§ Data entries:
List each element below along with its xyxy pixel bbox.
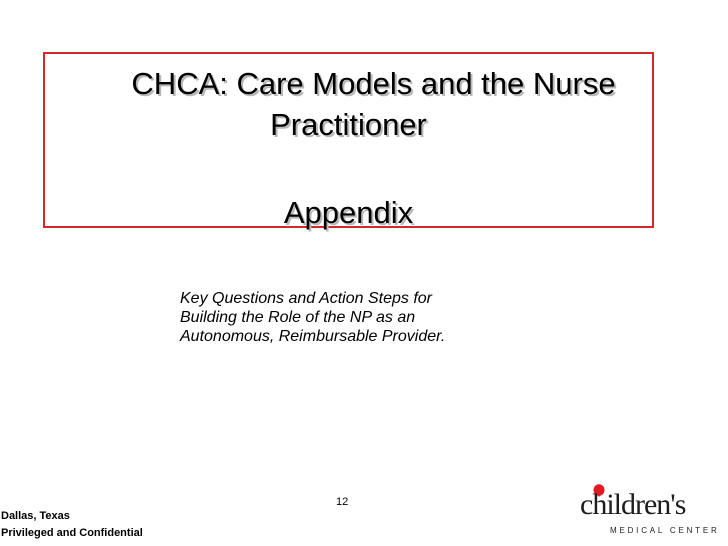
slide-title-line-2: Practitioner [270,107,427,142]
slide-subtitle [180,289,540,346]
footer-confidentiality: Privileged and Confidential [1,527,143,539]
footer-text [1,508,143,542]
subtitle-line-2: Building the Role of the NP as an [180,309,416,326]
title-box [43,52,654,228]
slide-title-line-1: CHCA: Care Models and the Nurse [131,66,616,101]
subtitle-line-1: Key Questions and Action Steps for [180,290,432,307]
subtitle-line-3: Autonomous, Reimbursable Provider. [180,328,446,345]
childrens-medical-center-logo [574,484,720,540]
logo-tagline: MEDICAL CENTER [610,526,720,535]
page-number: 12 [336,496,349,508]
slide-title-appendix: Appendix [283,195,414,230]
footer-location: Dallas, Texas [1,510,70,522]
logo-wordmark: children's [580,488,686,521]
--
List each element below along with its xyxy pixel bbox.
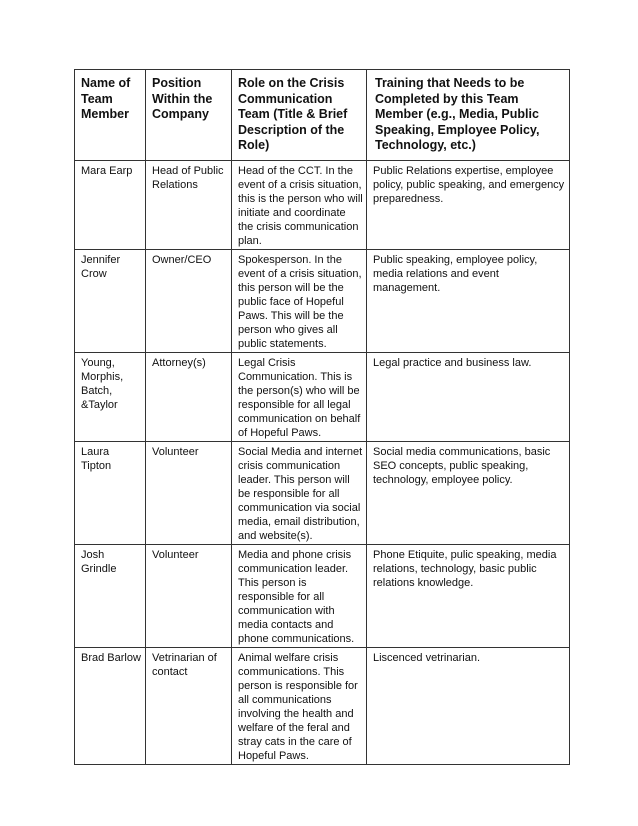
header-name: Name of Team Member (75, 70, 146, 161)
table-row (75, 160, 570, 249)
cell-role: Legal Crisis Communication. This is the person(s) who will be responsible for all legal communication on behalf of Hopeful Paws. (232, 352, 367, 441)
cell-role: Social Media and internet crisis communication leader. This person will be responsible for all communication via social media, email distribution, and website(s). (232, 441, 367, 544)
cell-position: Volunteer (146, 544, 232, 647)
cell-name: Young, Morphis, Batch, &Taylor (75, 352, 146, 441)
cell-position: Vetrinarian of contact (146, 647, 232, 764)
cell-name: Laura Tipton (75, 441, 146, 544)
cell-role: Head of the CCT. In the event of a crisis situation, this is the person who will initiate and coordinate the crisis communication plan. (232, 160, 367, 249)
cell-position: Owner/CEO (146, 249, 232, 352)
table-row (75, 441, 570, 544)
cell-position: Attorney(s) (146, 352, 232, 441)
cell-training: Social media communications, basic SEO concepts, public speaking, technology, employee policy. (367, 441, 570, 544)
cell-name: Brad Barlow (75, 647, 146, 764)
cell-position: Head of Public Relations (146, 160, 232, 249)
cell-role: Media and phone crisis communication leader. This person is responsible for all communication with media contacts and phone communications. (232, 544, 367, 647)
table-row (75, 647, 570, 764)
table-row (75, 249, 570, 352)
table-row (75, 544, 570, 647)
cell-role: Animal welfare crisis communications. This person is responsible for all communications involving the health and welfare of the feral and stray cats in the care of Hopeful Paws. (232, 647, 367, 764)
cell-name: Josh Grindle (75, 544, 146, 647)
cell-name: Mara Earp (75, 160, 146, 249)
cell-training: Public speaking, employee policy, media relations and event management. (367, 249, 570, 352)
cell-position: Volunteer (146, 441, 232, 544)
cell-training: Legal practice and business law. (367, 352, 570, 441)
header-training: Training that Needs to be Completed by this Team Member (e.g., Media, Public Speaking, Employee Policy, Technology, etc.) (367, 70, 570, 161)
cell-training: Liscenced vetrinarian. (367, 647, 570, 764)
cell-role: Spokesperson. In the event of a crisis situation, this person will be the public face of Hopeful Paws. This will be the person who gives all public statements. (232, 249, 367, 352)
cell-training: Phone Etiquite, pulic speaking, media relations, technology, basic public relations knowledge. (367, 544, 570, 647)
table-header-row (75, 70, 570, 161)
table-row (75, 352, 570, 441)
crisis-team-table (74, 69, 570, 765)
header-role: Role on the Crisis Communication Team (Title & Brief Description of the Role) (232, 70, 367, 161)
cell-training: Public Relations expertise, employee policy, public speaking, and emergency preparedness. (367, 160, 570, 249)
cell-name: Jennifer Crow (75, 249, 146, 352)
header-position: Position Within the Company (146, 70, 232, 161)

§ Directions: Could you update the stretch of lines from the one containing "header-name: Name of" through the one containing "cell-position: Head of" so that "Volunteer" becomes "Staff Member", changing nothing else and giving back only those lines?

§ Answer:
header-name: Name of Team Member (75, 70, 146, 161)
table-row (75, 160, 570, 249)
cell-role: Legal Crisis Communication. This is the person(s) who will be responsible for all legal communication on behalf of Hopeful Paws. (232, 352, 367, 441)
cell-role: Social Media and internet crisis communication leader. This person will be responsible for all communication via social media, email distribution, and website(s). (232, 441, 367, 544)
cell-position: Staff Member (146, 544, 232, 647)
cell-name: Young, Morphis, Batch, &Taylor (75, 352, 146, 441)
cell-position: Vetrinarian of contact (146, 647, 232, 764)
cell-name: Laura Tipton (75, 441, 146, 544)
cell-role: Head of the CCT. In the event of a crisis situation, this is the person who will initiate and coordinate the crisis communication plan. (232, 160, 367, 249)
cell-position: Owner/CEO (146, 249, 232, 352)
table-row (75, 441, 570, 544)
cell-position: Attorney(s) (146, 352, 232, 441)
cell-training: Social media communications, basic SEO concepts, public speaking, technology, employee policy. (367, 441, 570, 544)
cell-name: Brad Barlow (75, 647, 146, 764)
cell-position: Head of Public Relations (146, 160, 232, 249)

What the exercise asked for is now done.